### Direction
How many lines in the entries below include the string "tech"? Answer with the number only.

begin Input

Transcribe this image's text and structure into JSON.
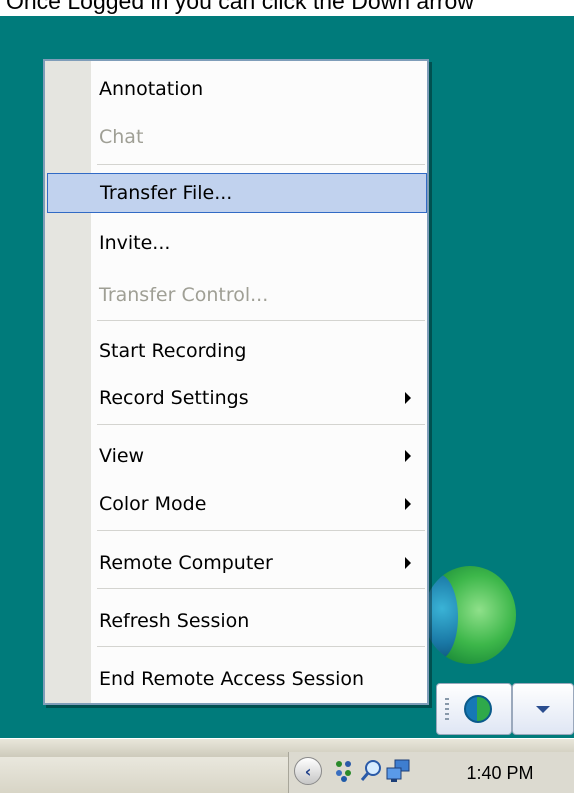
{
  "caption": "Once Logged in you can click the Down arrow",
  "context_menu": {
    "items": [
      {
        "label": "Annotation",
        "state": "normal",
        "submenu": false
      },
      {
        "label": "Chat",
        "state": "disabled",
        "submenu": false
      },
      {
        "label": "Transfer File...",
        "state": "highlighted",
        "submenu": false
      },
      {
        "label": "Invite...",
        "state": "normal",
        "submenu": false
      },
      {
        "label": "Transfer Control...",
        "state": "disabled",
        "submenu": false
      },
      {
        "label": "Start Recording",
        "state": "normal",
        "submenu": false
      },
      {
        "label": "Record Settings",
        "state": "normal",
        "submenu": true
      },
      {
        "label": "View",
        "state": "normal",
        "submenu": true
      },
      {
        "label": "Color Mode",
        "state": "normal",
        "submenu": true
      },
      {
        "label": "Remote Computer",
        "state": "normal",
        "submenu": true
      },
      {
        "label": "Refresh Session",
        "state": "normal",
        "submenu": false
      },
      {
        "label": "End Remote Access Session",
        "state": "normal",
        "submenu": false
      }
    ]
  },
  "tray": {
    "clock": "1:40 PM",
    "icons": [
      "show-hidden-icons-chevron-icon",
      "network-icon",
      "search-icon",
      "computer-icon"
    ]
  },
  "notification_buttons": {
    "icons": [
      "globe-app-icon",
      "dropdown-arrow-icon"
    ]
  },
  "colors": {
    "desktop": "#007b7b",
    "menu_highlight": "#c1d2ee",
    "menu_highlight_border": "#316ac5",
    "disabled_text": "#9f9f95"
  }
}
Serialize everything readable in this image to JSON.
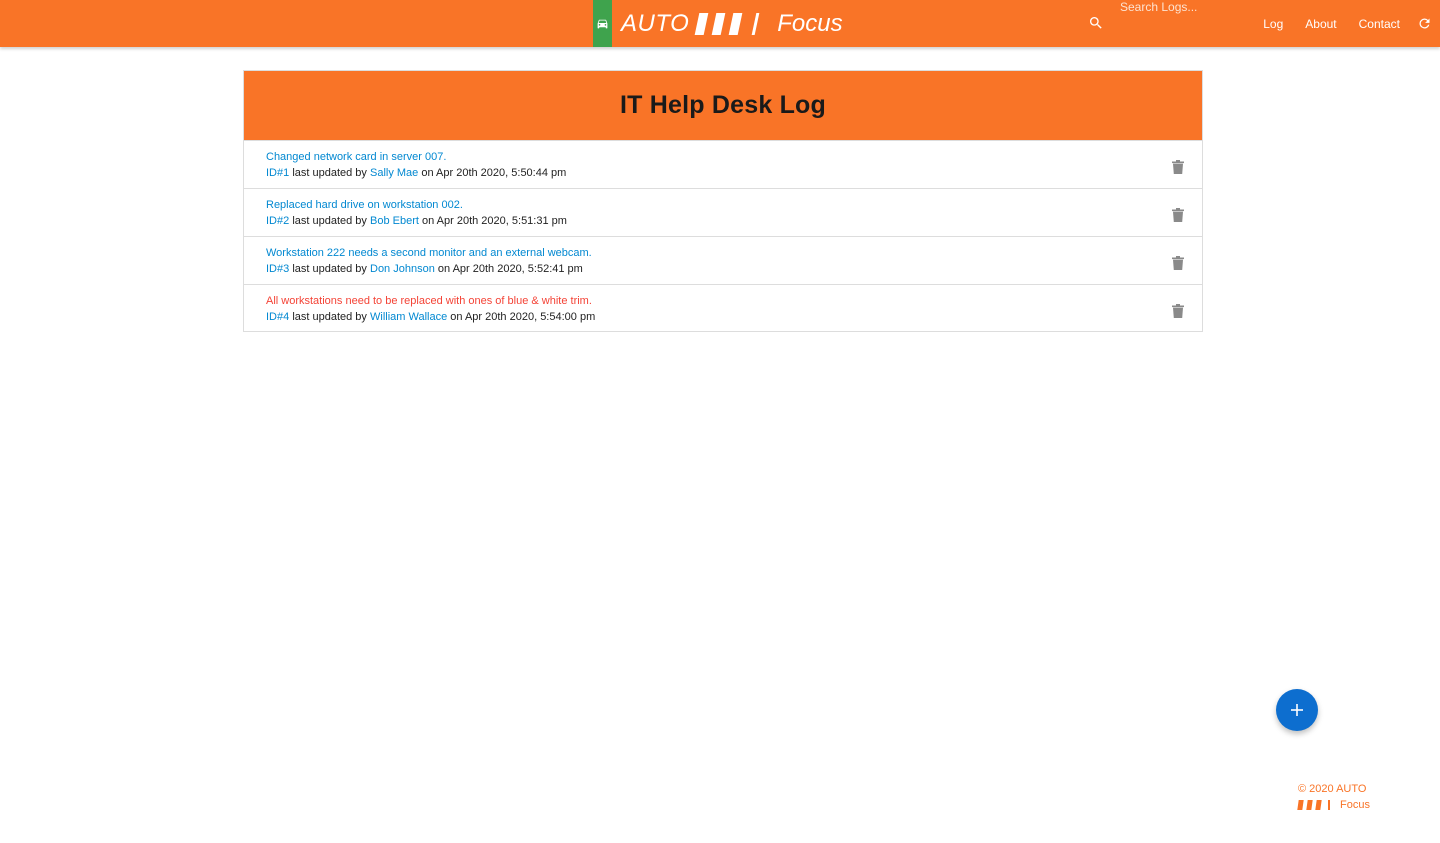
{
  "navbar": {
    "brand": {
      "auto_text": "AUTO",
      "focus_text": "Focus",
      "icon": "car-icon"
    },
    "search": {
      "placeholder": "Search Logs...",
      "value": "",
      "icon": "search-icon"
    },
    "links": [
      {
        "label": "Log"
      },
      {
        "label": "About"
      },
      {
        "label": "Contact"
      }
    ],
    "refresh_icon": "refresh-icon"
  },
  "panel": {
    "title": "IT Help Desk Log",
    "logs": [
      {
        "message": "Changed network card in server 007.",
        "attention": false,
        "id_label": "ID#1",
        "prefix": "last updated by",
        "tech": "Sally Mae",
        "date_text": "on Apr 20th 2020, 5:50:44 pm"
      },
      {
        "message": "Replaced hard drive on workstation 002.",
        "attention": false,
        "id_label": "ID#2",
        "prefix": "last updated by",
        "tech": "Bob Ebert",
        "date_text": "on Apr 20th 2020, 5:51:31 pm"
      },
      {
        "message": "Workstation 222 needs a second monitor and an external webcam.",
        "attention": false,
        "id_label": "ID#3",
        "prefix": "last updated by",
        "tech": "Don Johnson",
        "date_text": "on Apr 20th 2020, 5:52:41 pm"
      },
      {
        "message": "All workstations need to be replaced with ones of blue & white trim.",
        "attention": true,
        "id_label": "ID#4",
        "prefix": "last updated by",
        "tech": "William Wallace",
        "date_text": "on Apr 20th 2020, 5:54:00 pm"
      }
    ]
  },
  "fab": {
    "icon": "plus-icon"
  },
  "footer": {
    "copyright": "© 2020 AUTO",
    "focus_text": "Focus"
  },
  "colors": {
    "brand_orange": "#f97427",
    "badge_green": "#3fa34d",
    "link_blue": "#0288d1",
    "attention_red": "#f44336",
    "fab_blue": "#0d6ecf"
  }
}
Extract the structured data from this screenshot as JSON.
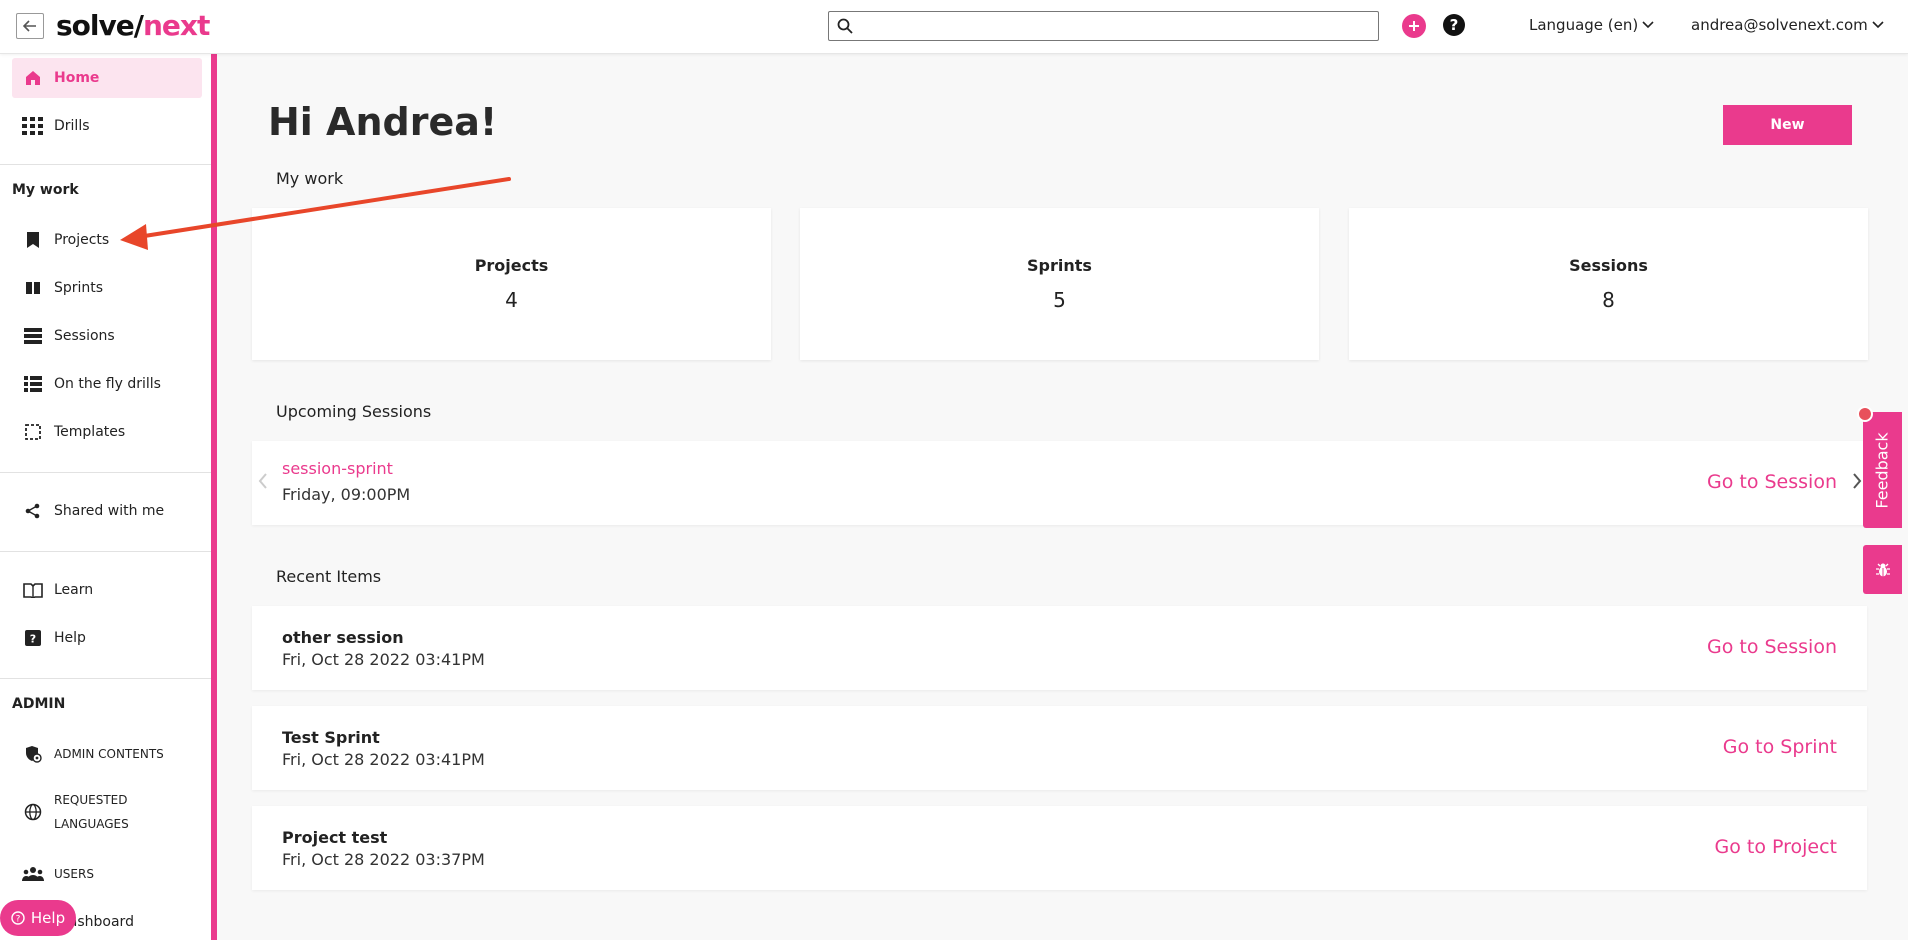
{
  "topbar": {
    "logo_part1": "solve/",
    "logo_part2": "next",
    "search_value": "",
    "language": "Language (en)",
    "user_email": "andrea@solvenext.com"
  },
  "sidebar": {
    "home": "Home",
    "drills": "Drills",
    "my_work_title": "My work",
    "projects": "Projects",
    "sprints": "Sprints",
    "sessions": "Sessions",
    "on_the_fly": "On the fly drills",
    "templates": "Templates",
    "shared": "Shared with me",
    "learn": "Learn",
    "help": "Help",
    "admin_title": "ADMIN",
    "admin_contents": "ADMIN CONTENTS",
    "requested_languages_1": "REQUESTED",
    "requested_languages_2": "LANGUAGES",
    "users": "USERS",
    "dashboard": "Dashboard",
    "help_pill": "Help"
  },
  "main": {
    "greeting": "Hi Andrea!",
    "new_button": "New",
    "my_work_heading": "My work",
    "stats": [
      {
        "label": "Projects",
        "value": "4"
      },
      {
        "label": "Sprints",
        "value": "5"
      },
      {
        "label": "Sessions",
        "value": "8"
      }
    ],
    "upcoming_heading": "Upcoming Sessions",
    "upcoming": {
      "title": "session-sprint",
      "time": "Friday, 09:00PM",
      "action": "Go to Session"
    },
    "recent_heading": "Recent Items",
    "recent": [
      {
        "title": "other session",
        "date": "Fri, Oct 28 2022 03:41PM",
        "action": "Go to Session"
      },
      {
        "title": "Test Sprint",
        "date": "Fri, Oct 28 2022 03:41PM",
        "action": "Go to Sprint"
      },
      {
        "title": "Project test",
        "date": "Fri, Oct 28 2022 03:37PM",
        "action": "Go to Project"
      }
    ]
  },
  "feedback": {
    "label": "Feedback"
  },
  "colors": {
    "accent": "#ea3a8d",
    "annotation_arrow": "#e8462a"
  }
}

end Input

### Result of this task
4